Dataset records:
============================================================

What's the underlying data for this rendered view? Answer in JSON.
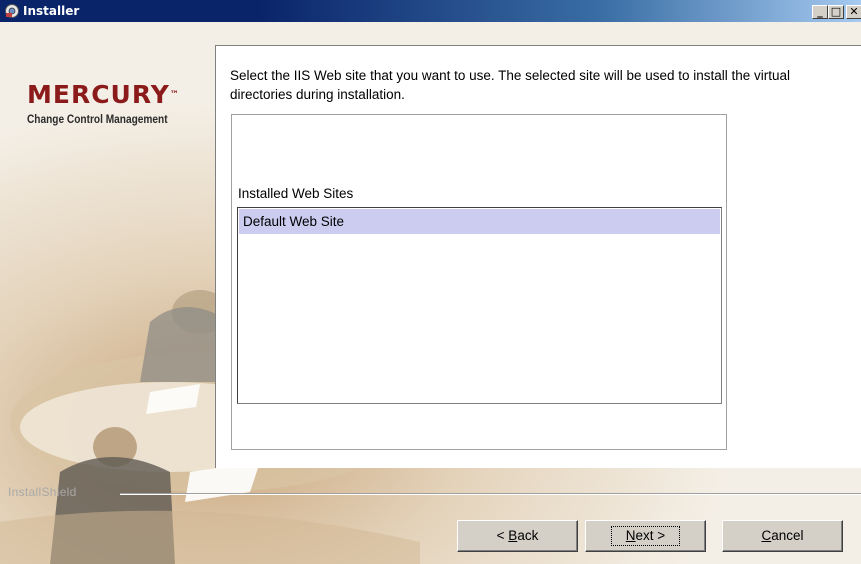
{
  "window": {
    "title": "Installer"
  },
  "titlebar_buttons": {
    "minimize": "_",
    "maximize": "□",
    "close": "✕"
  },
  "brand": {
    "logo": "MERCURY",
    "trademark": "™",
    "tagline": "Change Control Management"
  },
  "content": {
    "instruction": "Select the IIS Web site that you want to use. The selected site will be used to install the virtual directories during installation.",
    "list_label": "Installed Web Sites",
    "sites": [
      "Default Web Site"
    ],
    "selected_site": "Default Web Site"
  },
  "footer": {
    "installshield_label": "InstallShield"
  },
  "buttons": {
    "back": {
      "prefix": "< ",
      "mnemonic": "B",
      "rest": "ack"
    },
    "next": {
      "prefix": "",
      "mnemonic": "N",
      "rest": "ext >"
    },
    "cancel": {
      "prefix": "",
      "mnemonic": "C",
      "rest": "ancel"
    }
  },
  "colors": {
    "titlebar": "#0a246a",
    "selection": "#ccccf0",
    "logo": "#8b1a1a",
    "face": "#d4d0c8"
  }
}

============================================================

REQUIRED WORK: Without including any pictures, print each record exactly.

EXPECTED ANSWER:
What's the underlying data for this rendered view? Answer in JSON.
{
  "window": {
    "title": "Installer"
  },
  "titlebar_buttons": {
    "minimize": "_",
    "maximize": "□",
    "close": "✕"
  },
  "brand": {
    "logo": "MERCURY",
    "trademark": "™",
    "tagline": "Change Control Management"
  },
  "content": {
    "instruction": "Select the IIS Web site that you want to use. The selected site will be used to install the virtual directories during installation.",
    "list_label": "Installed Web Sites",
    "sites": [
      "Default Web Site"
    ],
    "selected_site": "Default Web Site"
  },
  "footer": {
    "installshield_label": "InstallShield"
  },
  "buttons": {
    "back": {
      "prefix": "< ",
      "mnemonic": "B",
      "rest": "ack"
    },
    "next": {
      "prefix": "",
      "mnemonic": "N",
      "rest": "ext >"
    },
    "cancel": {
      "prefix": "",
      "mnemonic": "C",
      "rest": "ancel"
    }
  },
  "colors": {
    "titlebar": "#0a246a",
    "selection": "#ccccf0",
    "logo": "#8b1a1a",
    "face": "#d4d0c8"
  }
}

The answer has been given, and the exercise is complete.